### Material for the task
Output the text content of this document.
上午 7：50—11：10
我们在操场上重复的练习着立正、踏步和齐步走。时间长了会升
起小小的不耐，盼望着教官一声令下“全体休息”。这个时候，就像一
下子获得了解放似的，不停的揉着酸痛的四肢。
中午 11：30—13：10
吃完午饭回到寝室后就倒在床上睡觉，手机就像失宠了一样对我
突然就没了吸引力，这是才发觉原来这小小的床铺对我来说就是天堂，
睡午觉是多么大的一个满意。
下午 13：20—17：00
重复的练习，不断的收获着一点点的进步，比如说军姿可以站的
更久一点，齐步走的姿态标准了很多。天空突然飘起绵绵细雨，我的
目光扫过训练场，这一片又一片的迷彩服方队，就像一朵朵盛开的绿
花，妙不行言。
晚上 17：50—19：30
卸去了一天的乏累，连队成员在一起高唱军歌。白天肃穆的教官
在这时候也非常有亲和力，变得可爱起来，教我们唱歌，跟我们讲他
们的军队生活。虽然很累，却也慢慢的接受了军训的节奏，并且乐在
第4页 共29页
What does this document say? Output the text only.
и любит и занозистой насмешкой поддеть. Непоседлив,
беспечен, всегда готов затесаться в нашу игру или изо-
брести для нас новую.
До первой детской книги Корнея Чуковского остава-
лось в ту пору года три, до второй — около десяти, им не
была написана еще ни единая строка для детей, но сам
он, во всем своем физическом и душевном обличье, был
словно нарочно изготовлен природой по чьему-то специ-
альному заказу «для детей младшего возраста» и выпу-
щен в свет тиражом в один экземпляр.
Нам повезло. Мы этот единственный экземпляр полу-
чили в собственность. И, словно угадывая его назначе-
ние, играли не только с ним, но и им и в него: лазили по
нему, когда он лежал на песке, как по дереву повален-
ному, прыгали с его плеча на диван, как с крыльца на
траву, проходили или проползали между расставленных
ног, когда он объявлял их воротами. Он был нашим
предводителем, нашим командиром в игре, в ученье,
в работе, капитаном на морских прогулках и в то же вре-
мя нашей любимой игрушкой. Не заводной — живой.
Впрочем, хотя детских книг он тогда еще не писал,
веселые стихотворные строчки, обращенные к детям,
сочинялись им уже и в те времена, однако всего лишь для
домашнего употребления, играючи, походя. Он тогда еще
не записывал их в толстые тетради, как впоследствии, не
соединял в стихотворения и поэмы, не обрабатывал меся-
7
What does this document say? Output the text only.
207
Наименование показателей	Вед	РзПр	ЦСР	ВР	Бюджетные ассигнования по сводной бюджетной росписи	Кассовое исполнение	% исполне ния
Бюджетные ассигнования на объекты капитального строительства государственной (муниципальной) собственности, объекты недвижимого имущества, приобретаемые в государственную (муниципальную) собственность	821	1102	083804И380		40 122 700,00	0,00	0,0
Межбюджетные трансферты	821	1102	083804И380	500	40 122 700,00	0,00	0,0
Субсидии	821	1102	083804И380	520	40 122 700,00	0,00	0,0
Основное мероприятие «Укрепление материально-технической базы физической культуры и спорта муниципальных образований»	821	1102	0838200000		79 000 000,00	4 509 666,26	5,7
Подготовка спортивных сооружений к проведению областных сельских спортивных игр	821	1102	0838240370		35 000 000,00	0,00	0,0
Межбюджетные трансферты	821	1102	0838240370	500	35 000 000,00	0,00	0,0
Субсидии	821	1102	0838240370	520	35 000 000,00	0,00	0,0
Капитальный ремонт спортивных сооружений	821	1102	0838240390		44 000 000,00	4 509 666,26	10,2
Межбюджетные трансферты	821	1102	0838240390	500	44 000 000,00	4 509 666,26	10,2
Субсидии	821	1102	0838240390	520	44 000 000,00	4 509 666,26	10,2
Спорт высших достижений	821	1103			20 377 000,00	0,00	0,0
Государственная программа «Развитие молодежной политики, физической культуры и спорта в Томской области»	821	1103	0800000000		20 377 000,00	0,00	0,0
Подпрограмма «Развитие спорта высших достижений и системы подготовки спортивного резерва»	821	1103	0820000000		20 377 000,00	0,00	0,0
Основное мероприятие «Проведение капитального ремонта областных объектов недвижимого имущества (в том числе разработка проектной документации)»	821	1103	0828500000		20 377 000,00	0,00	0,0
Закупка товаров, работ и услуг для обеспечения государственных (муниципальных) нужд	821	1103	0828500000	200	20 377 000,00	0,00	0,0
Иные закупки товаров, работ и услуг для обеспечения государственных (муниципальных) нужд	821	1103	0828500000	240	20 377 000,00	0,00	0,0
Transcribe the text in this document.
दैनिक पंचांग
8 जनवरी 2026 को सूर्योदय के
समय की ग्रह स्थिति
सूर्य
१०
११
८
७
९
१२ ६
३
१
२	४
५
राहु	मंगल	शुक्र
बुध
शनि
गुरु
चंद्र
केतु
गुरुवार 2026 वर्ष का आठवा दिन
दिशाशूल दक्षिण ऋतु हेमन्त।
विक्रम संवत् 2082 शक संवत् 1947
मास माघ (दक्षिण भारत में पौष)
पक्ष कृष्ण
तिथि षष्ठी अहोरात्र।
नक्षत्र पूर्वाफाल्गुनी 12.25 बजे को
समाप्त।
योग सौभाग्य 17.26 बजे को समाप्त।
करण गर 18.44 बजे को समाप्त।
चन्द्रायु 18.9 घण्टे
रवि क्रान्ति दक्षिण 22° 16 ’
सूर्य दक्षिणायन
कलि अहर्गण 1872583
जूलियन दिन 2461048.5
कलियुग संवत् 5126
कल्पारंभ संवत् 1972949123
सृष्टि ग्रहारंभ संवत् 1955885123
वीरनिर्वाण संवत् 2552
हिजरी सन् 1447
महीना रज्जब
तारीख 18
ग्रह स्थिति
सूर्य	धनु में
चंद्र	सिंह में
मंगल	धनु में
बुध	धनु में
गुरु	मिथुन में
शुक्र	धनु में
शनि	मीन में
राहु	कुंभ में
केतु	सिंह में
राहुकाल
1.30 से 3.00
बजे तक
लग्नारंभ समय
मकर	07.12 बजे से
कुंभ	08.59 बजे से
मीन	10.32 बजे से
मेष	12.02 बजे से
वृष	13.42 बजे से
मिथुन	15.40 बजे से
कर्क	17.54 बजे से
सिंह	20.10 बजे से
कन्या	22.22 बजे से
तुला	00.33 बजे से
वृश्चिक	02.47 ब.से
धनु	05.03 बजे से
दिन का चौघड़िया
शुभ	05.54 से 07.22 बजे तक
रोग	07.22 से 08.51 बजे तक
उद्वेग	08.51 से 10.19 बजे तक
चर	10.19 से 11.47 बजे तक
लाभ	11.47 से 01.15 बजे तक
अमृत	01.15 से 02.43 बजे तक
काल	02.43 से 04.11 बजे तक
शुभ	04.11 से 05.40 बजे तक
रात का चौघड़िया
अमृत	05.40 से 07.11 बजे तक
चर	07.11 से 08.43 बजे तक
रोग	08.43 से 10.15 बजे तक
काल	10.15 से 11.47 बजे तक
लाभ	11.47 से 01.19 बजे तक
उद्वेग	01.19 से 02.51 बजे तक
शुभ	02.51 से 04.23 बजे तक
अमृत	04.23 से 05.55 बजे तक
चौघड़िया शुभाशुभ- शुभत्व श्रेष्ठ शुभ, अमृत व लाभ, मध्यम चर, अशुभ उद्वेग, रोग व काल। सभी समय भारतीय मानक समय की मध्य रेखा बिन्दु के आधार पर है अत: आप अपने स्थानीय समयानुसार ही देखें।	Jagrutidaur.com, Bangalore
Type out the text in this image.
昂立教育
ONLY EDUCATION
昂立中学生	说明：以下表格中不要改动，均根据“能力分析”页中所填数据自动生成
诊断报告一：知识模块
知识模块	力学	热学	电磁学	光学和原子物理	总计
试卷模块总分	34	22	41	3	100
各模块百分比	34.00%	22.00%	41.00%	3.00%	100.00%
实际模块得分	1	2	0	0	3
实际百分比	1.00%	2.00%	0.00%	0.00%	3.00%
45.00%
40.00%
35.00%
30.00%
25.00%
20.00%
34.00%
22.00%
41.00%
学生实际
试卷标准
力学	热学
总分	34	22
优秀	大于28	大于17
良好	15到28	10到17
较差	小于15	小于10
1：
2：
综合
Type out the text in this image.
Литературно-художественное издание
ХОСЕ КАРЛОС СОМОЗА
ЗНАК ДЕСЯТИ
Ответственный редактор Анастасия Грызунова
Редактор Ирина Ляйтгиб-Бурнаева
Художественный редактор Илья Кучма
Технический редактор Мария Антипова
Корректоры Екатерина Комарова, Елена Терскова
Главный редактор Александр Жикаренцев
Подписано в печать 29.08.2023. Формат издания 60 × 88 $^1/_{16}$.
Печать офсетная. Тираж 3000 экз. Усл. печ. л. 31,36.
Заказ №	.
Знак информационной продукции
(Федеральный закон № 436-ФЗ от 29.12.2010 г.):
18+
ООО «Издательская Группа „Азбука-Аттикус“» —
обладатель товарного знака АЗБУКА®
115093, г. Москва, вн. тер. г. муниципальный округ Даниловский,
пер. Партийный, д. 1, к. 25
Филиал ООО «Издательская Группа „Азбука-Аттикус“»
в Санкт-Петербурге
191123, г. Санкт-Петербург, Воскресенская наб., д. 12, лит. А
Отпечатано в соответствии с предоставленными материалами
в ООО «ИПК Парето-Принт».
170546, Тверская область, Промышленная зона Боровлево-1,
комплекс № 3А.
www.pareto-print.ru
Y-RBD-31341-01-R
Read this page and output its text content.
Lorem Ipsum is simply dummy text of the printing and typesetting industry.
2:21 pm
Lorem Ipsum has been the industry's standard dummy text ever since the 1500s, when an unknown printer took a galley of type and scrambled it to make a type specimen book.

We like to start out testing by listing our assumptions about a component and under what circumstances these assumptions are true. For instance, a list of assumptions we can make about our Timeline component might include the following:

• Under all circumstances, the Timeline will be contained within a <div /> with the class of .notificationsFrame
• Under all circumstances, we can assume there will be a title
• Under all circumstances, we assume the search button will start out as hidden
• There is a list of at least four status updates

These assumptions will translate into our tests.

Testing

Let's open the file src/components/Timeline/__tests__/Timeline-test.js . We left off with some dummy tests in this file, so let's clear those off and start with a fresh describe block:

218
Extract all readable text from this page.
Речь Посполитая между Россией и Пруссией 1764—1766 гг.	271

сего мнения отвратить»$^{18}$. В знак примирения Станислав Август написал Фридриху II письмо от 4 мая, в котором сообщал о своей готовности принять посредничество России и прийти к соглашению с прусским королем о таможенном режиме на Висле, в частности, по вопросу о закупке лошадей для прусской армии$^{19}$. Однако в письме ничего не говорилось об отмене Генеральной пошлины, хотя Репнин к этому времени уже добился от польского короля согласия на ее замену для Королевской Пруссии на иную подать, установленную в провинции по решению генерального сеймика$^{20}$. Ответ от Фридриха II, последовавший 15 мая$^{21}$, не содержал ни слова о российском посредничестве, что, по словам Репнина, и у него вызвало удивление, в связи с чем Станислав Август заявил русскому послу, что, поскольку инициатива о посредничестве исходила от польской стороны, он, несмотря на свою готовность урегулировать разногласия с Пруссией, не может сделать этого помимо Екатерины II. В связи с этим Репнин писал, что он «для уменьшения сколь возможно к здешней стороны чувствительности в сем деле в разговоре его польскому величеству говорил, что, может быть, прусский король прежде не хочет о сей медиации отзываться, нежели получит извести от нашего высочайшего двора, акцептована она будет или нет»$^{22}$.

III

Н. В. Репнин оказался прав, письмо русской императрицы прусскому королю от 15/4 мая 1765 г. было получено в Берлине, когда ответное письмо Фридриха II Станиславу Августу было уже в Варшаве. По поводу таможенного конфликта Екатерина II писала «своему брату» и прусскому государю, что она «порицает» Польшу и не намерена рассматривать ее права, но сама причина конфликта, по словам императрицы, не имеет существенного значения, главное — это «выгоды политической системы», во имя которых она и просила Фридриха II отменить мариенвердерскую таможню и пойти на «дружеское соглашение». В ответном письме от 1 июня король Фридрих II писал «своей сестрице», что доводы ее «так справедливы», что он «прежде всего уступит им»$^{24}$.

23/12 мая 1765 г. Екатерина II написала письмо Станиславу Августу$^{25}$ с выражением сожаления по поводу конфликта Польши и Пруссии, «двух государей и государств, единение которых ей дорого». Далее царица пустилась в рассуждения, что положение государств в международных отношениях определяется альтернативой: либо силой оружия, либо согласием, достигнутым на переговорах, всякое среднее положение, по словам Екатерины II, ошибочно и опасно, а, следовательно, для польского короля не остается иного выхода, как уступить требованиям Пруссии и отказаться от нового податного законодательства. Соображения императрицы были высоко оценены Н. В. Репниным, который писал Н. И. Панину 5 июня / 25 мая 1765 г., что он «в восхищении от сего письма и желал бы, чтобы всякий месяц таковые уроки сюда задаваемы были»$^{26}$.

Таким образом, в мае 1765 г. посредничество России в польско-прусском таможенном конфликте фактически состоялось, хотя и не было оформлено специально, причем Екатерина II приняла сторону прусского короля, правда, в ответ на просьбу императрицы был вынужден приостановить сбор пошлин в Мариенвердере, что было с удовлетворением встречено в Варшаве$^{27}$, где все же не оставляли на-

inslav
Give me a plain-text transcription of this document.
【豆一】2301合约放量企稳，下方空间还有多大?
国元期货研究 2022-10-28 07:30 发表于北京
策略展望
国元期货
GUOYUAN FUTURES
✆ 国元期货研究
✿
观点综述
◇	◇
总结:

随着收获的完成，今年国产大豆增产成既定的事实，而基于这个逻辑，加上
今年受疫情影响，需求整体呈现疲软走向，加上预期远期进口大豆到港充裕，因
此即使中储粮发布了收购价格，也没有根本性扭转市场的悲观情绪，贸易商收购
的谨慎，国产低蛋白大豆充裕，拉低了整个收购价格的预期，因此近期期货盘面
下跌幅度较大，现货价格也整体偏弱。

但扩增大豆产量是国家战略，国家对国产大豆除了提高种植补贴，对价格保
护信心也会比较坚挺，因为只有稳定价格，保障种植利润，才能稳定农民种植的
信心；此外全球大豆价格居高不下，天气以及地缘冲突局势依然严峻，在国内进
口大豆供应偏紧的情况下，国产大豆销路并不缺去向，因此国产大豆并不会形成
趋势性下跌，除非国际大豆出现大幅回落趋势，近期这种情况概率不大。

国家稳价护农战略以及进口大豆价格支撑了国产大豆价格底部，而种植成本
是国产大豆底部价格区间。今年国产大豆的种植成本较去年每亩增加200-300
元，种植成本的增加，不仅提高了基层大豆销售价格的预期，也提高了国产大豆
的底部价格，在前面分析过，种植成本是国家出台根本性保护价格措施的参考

### Exercise aim
Every line of the listing that holds "словно" should be found and copied.

### Output of the task
словно нарочно изготовлен природой по чьему-то специ-
чили в собственность. И, словно угадывая его назначе-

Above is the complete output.